__Exercise requirements__:
Restate all of the data exactly.

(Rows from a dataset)
-----

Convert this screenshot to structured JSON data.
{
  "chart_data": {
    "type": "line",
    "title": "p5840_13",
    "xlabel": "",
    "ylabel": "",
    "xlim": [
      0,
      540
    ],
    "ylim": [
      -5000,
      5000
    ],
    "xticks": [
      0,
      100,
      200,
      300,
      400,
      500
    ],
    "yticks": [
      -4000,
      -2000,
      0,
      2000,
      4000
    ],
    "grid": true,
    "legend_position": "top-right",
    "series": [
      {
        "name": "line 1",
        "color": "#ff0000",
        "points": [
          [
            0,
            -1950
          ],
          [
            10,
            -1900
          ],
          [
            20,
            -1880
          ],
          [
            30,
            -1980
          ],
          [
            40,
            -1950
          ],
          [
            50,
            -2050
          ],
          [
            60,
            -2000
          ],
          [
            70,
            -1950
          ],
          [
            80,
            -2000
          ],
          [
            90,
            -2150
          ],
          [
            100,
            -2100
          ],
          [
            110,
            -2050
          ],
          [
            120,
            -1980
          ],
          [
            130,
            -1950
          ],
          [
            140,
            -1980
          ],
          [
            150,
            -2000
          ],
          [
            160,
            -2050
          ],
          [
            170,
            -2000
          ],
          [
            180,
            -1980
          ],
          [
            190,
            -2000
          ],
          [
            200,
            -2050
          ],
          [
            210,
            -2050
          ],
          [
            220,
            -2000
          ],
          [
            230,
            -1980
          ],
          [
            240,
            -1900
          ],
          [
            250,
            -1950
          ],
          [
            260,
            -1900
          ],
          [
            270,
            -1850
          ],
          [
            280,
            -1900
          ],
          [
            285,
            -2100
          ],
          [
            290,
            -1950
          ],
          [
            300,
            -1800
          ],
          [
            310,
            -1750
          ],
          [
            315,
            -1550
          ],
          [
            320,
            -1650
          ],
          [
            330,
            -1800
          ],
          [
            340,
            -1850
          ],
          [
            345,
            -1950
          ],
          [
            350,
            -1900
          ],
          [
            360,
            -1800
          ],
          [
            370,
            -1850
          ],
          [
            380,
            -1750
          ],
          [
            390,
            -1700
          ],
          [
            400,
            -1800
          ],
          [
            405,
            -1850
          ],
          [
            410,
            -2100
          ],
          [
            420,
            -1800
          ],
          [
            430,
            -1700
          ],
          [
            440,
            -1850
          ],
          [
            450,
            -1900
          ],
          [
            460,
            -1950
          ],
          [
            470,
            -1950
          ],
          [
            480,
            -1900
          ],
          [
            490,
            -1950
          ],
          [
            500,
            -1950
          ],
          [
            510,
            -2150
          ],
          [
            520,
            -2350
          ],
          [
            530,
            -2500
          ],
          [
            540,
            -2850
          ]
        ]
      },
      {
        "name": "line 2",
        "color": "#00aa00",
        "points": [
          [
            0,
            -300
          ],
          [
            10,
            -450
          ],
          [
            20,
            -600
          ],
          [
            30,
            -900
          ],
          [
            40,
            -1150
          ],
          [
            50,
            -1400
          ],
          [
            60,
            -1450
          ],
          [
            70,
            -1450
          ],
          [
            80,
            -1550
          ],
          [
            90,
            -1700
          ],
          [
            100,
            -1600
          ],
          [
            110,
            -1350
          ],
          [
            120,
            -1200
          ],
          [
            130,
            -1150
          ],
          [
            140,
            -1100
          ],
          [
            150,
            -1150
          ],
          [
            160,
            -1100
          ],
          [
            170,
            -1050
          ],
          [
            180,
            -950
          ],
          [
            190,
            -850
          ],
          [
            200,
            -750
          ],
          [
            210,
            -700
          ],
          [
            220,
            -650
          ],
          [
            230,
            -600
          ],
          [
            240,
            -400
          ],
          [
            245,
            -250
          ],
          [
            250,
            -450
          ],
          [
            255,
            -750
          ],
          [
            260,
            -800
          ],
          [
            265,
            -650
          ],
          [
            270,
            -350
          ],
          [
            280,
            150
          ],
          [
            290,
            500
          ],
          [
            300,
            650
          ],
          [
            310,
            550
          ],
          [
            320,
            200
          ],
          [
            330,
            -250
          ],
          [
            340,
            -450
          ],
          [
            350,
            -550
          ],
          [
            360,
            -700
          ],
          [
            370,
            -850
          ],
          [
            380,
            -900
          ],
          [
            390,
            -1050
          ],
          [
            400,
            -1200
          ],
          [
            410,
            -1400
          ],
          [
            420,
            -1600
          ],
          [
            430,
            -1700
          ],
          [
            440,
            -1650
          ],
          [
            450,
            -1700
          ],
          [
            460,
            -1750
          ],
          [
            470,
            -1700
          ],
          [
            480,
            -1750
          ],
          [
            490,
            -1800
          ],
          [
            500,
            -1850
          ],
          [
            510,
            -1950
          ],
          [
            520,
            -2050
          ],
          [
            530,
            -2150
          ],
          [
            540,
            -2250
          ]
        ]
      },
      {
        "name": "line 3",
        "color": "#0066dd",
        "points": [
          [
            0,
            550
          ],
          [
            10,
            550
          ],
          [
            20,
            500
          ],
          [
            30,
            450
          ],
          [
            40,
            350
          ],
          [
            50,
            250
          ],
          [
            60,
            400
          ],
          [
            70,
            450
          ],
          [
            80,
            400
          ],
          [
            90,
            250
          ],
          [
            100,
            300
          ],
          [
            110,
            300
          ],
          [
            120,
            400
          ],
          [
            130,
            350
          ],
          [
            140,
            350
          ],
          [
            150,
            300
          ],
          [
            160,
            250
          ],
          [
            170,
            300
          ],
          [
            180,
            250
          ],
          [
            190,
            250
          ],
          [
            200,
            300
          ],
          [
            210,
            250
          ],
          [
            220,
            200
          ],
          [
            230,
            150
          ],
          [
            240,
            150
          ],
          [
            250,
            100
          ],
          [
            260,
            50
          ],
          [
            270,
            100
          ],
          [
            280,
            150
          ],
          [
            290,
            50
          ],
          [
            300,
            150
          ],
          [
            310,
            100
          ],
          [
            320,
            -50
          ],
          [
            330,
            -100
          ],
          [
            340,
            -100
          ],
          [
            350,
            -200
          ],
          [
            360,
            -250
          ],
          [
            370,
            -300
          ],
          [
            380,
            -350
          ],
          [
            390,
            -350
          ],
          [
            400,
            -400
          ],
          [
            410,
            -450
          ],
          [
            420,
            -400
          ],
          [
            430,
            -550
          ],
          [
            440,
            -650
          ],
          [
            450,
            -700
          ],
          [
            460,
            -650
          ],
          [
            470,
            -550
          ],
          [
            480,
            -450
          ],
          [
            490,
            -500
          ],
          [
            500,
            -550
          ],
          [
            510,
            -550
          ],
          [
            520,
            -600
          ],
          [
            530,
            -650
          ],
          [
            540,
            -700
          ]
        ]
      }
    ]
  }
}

-----

__Task output__:
Convert this screenshot to structured JSON data.
{
  "chart_data": {
    "type": "line",
    "title": "p5840_13",
    "xlabel": "",
    "ylabel": "",
    "xlim": [
      0,
      540
    ],
    "ylim": [
      -5000,
      5000
    ],
    "xticks": [
      0,
      100,
      200,
      300,
      400,
      500
    ],
    "yticks": [
      -4000,
      -2000,
      0,
      2000,
      4000
    ],
    "grid": true,
    "legend_position": "top-right",
    "series": [
      {
        "name": "line 1",
        "color": "#ff0000",
        "points": [
          [
            0,
            -1950
          ],
          [
            10,
            -1900
          ],
          [
            20,
            -1880
          ],
          [
            30,
            -1980
          ],
          [
            40,
            -1950
          ],
          [
            50,
            -2050
          ],
          [
            60,
            -2000
          ],
          [
            70,
            -1950
          ],
          [
            80,
            -2000
          ],
          [
            90,
            -2150
          ],
          [
            100,
            -2100
          ],
          [
            110,
            -2050
          ],
          [
            120,
            -1980
          ],
          [
            130,
            -1950
          ],
          [
            140,
            -1980
          ],
          [
            150,
            -2000
          ],
          [
            160,
            -2050
          ],
          [
            170,
            -2000
          ],
          [
            180,
            -1980
          ],
          [
            190,
            -2000
          ],
          [
            200,
            -2050
          ],
          [
            210,
            -2050
          ],
          [
            220,
            -2000
          ],
          [
            230,
            -1980
          ],
          [
            240,
            -1900
          ],
          [
            250,
            -1950
          ],
          [
            260,
            -1900
          ],
          [
            270,
            -1850
          ],
          [
            280,
            -1900
          ],
          [
            285,
            -2100
          ],
          [
            290,
            -1950
          ],
          [
            300,
            -1800
          ],
          [
            310,
            -1750
          ],
          [
            315,
            -1550
          ],
          [
            320,
            -1650
          ],
          [
            330,
            -1800
          ],
          [
            340,
            -1850
          ],
          [
            345,
            -1950
          ],
          [
            350,
            -1900
          ],
          [
            360,
            -1800
          ],
          [
            370,
            -1850
          ],
          [
            380,
            -1750
          ],
          [
            390,
            -1700
          ],
          [
            400,
            -1800
          ],
          [
            405,
            -1850
          ],
          [
            410,
            -2100
          ],
          [
            420,
            -1800
          ],
          [
            430,
            -1700
          ],
          [
            440,
            -1850
          ],
          [
            450,
            -1900
          ],
          [
            460,
            -1950
          ],
          [
            470,
            -1950
          ],
          [
            480,
            -1900
          ],
          [
            490,
            -1950
          ],
          [
            500,
            -1950
          ],
          [
            510,
            -2150
          ],
          [
            520,
            -2350
          ],
          [
            530,
            -2500
          ],
          [
            540,
            -2850
          ]
        ]
      },
      {
        "name": "line 2",
        "color": "#00aa00",
        "points": [
          [
            0,
            -300
          ],
          [
            10,
            -450
          ],
          [
            20,
            -600
          ],
          [
            30,
            -900
          ],
          [
            40,
            -1150
          ],
          [
            50,
            -1400
          ],
          [
            60,
            -1450
          ],
          [
            70,
            -1450
          ],
          [
            80,
            -1550
          ],
          [
            90,
            -1700
          ],
          [
            100,
            -1600
          ],
          [
            110,
            -1350
          ],
          [
            120,
            -1200
          ],
          [
            130,
            -1150
          ],
          [
            140,
            -1100
          ],
          [
            150,
            -1150
          ],
          [
            160,
            -1100
          ],
          [
            170,
            -1050
          ],
          [
            180,
            -950
          ],
          [
            190,
            -850
          ],
          [
            200,
            -750
          ],
          [
            210,
            -700
          ],
          [
            220,
            -650
          ],
          [
            230,
            -600
          ],
          [
            240,
            -400
          ],
          [
            245,
            -250
          ],
          [
            250,
            -450
          ],
          [
            255,
            -750
          ],
          [
            260,
            -800
          ],
          [
            265,
            -650
          ],
          [
            270,
            -350
          ],
          [
            280,
            150
          ],
          [
            290,
            500
          ],
          [
            300,
            650
          ],
          [
            310,
            550
          ],
          [
            320,
            200
          ],
          [
            330,
            -250
          ],
          [
            340,
            -450
          ],
          [
            350,
            -550
          ],
          [
            360,
            -700
          ],
          [
            370,
            -850
          ],
          [
            380,
            -900
          ],
          [
            390,
            -1050
          ],
          [
            400,
            -1200
          ],
          [
            410,
            -1400
          ],
          [
            420,
            -1600
          ],
          [
            430,
            -1700
          ],
          [
            440,
            -1650
          ],
          [
            450,
            -1700
          ],
          [
            460,
            -1750
          ],
          [
            470,
            -1700
          ],
          [
            480,
            -1750
          ],
          [
            490,
            -1800
          ],
          [
            500,
            -1850
          ],
          [
            510,
            -1950
          ],
          [
            520,
            -2050
          ],
          [
            530,
            -2150
          ],
          [
            540,
            -2250
          ]
        ]
      },
      {
        "name": "line 3",
        "color": "#0066dd",
        "points": [
          [
            0,
            550
          ],
          [
            10,
            550
          ],
          [
            20,
            500
          ],
          [
            30,
            450
          ],
          [
            40,
            350
          ],
          [
            50,
            250
          ],
          [
            60,
            400
          ],
          [
            70,
            450
          ],
          [
            80,
            400
          ],
          [
            90,
            250
          ],
          [
            100,
            300
          ],
          [
            110,
            300
          ],
          [
            120,
            400
          ],
          [
            130,
            350
          ],
          [
            140,
            350
          ],
          [
            150,
            300
          ],
          [
            160,
            250
          ],
          [
            170,
            300
          ],
          [
            180,
            250
          ],
          [
            190,
            250
          ],
          [
            200,
            300
          ],
          [
            210,
            250
          ],
          [
            220,
            200
          ],
          [
            230,
            150
          ],
          [
            240,
            150
          ],
          [
            250,
            100
          ],
          [
            260,
            50
          ],
          [
            270,
            100
          ],
          [
            280,
            150
          ],
          [
            290,
            50
          ],
          [
            300,
            150
          ],
          [
            310,
            100
          ],
          [
            320,
            -50
          ],
          [
            330,
            -100
          ],
          [
            340,
            -100
          ],
          [
            350,
            -200
          ],
          [
            360,
            -250
          ],
          [
            370,
            -300
          ],
          [
            380,
            -350
          ],
          [
            390,
            -350
          ],
          [
            400,
            -400
          ],
          [
            410,
            -450
          ],
          [
            420,
            -400
          ],
          [
            430,
            -550
          ],
          [
            440,
            -650
          ],
          [
            450,
            -700
          ],
          [
            460,
            -650
          ],
          [
            470,
            -550
          ],
          [
            480,
            -450
          ],
          [
            490,
            -500
          ],
          [
            500,
            -550
          ],
          [
            510,
            -550
          ],
          [
            520,
            -600
          ],
          [
            530,
            -650
          ],
          [
            540,
            -700
          ]
        ]
      }
    ]
  }
}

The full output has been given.